What the task requires:
Lines containing the string "Slope" are to be collected in full.

[Dataset records]

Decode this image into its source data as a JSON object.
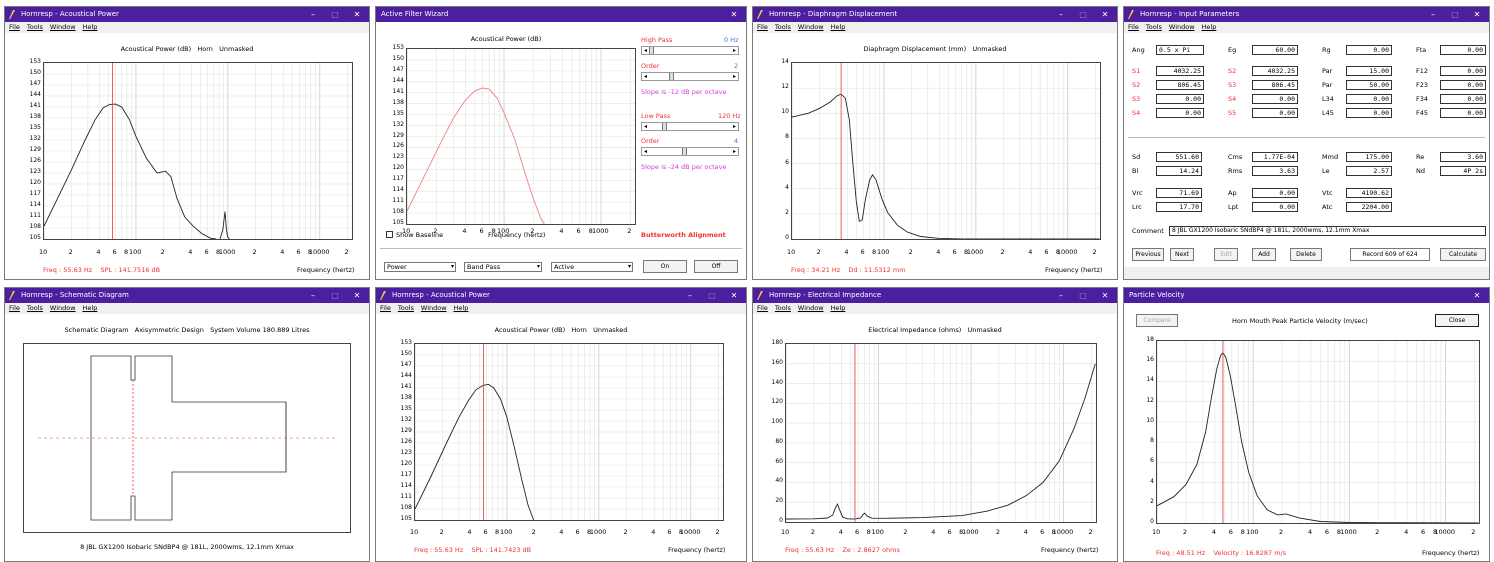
{
  "titlebar": {
    "controls": [
      "–",
      "□",
      "✕"
    ],
    "close": "✕"
  },
  "menus": {
    "full": [
      "File",
      "Tools",
      "Window",
      "Help"
    ]
  },
  "w1": {
    "title": "Hornresp - Acoustical Power",
    "chart_title": "Acoustical Power (dB)   Horn   Unmasked",
    "yticks": [
      "153",
      "150",
      "147",
      "144",
      "141",
      "138",
      "135",
      "132",
      "129",
      "126",
      "123",
      "120",
      "117",
      "114",
      "111",
      "108",
      "105"
    ],
    "xticks": [
      "10",
      "2",
      "4",
      "6",
      "8",
      "100",
      "2",
      "4",
      "6",
      "8",
      "1000",
      "2",
      "4",
      "6",
      "8",
      "10000",
      "2"
    ],
    "status_freq": "Freq : 55.63 Hz    SPL : 141.7516 dB",
    "xlabel": "Frequency (hertz)"
  },
  "w2": {
    "title": "Active Filter Wizard",
    "chart_title": "Acoustical Power (dB)",
    "yticks": [
      "153",
      "150",
      "147",
      "144",
      "141",
      "138",
      "135",
      "132",
      "129",
      "126",
      "123",
      "120",
      "117",
      "114",
      "111",
      "108",
      "105"
    ],
    "xticks": [
      "10",
      "2",
      "4",
      "6",
      "8",
      "100",
      "2",
      "4",
      "6",
      "8",
      "1000",
      "2"
    ],
    "xlabel": "Frequency (hertz)",
    "show_baseline": "Show Baseline",
    "high_pass": "High Pass",
    "high_pass_val": "0 Hz",
    "order1": "Order",
    "order1_val": "2",
    "slope1": "Slope is -12 dB per octave",
    "low_pass": "Low Pass",
    "low_pass_val": "120 Hz",
    "order2": "Order",
    "order2_val": "4",
    "slope2": "Slope is -24 dB per octave",
    "alignment": "Butterworth Alignment",
    "dd1": "Power",
    "dd2": "Band Pass",
    "dd3": "Active",
    "on": "On",
    "off": "Off"
  },
  "w3": {
    "title": "Hornresp - Diaphragm Displacement",
    "chart_title": "Diaphragm Displacement (mm)   Unmasked",
    "yticks": [
      "14",
      "12",
      "10",
      "8",
      "6",
      "4",
      "2",
      "0"
    ],
    "xticks": [
      "10",
      "2",
      "4",
      "6",
      "8",
      "100",
      "2",
      "4",
      "6",
      "8",
      "1000",
      "2",
      "4",
      "6",
      "8",
      "10000",
      "2"
    ],
    "status": "Freq : 34.21 Hz    Dd : 11.5312 mm",
    "xlabel": "Frequency (hertz)"
  },
  "w4": {
    "title": "Hornresp - Input Parameters",
    "r0": {
      "ang_l": "Ang",
      "ang": "0.5 x Pi",
      "eg_l": "Eg",
      "eg": "60.00",
      "rg_l": "Rg",
      "rg": "0.00",
      "fta_l": "Fta",
      "fta": "0.00"
    },
    "rows": [
      {
        "a": "S1",
        "av": "4032.25",
        "b": "S2",
        "bv": "4032.25",
        "c": "Par",
        "cv": "15.00",
        "d": "F12",
        "dv": "0.00"
      },
      {
        "a": "S2",
        "av": "806.45",
        "b": "S3",
        "bv": "806.45",
        "c": "Par",
        "cv": "50.00",
        "d": "F23",
        "dv": "0.00"
      },
      {
        "a": "S3",
        "av": "0.00",
        "b": "S4",
        "bv": "0.00",
        "c": "L34",
        "cv": "0.00",
        "d": "F34",
        "dv": "0.00"
      },
      {
        "a": "S4",
        "av": "0.00",
        "b": "S5",
        "bv": "0.00",
        "c": "L45",
        "cv": "0.00",
        "d": "F45",
        "dv": "0.00"
      }
    ],
    "d1": {
      "sd_l": "Sd",
      "sd": "551.60",
      "cms_l": "Cms",
      "cms": "1.77E-04",
      "mmd_l": "Mmd",
      "mmd": "175.00",
      "re_l": "Re",
      "re": "3.60"
    },
    "d2": {
      "bl_l": "Bl",
      "bl": "14.24",
      "rms_l": "Rms",
      "rms": "3.63",
      "le_l": "Le",
      "le": "2.57",
      "nd_l": "Nd",
      "nd": "4P 2s"
    },
    "d3": {
      "vrc_l": "Vrc",
      "vrc": "71.69",
      "ap_l": "Ap",
      "ap": "0.00",
      "vtc_l": "Vtc",
      "vtc": "4190.62"
    },
    "d4": {
      "lrc_l": "Lrc",
      "lrc": "17.70",
      "lpt_l": "Lpt",
      "lpt": "0.00",
      "atc_l": "Atc",
      "atc": "2204.00"
    },
    "comment_l": "Comment",
    "comment": "8 JBL GX1200 Isobaric SNdBP4 @ 181L, 2000wms, 12.1mm Xmax",
    "previous": "Previous",
    "next": "Next",
    "edit": "Edit",
    "add": "Add",
    "delete": "Delete",
    "record": "Record 609 of 624",
    "calculate": "Calculate"
  },
  "w5": {
    "title": "Hornresp - Schematic Diagram",
    "heading": "Schematic Diagram   Axisymmetric Design   System Volume 180.889 Litres",
    "caption": "8 JBL GX1200 Isobaric SNdBP4 @ 181L, 2000wms, 12.1mm Xmax"
  },
  "w6": {
    "title": "Hornresp - Acoustical Power",
    "chart_title": "Acoustical Power (dB)   Horn   Unmasked",
    "yticks": [
      "153",
      "150",
      "147",
      "144",
      "141",
      "138",
      "135",
      "132",
      "129",
      "126",
      "123",
      "120",
      "117",
      "114",
      "111",
      "108",
      "105"
    ],
    "xticks": [
      "10",
      "2",
      "4",
      "6",
      "8",
      "100",
      "2",
      "4",
      "6",
      "8",
      "1000",
      "2",
      "4",
      "6",
      "8",
      "10000",
      "2"
    ],
    "status": "Freq : 55.63 Hz    SPL : 141.7423 dB",
    "xlabel": "Frequency (hertz)"
  },
  "w7": {
    "title": "Hornresp - Electrical Impedance",
    "chart_title": "Electrical Impedance (ohms)   Unmasked",
    "yticks": [
      "180",
      "160",
      "140",
      "120",
      "100",
      "80",
      "60",
      "40",
      "20",
      "0"
    ],
    "xticks": [
      "10",
      "2",
      "4",
      "6",
      "8",
      "100",
      "2",
      "4",
      "6",
      "8",
      "1000",
      "2",
      "4",
      "6",
      "8",
      "10000",
      "2"
    ],
    "status": "Freq : 55.63 Hz    Ze : 2.8627 ohms",
    "xlabel": "Frequency (hertz)"
  },
  "w8": {
    "title": "Particle Velocity",
    "compare": "Compare",
    "chart_title": "Horn Mouth Peak Particle Velocity (m/sec)",
    "close": "Close",
    "yticks": [
      "18",
      "16",
      "14",
      "12",
      "10",
      "8",
      "6",
      "4",
      "2",
      "0"
    ],
    "xticks": [
      "10",
      "2",
      "4",
      "6",
      "8",
      "100",
      "2",
      "4",
      "6",
      "8",
      "1000",
      "2",
      "4",
      "6",
      "8",
      "10000",
      "2"
    ],
    "status": "Freq : 48.51 Hz    Velocity : 16.8287 m/s",
    "xlabel": "Frequency (hertz)"
  },
  "colors": {
    "title_bar": "#4b1fa0",
    "marker": "#e33",
    "filter_curve": "#f08080",
    "magenta": "#d43cd4"
  }
}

Exercise response:
    "slope1": "Slope is -12 dB per octave",
    "slope2": "Slope is -24 dB per octave",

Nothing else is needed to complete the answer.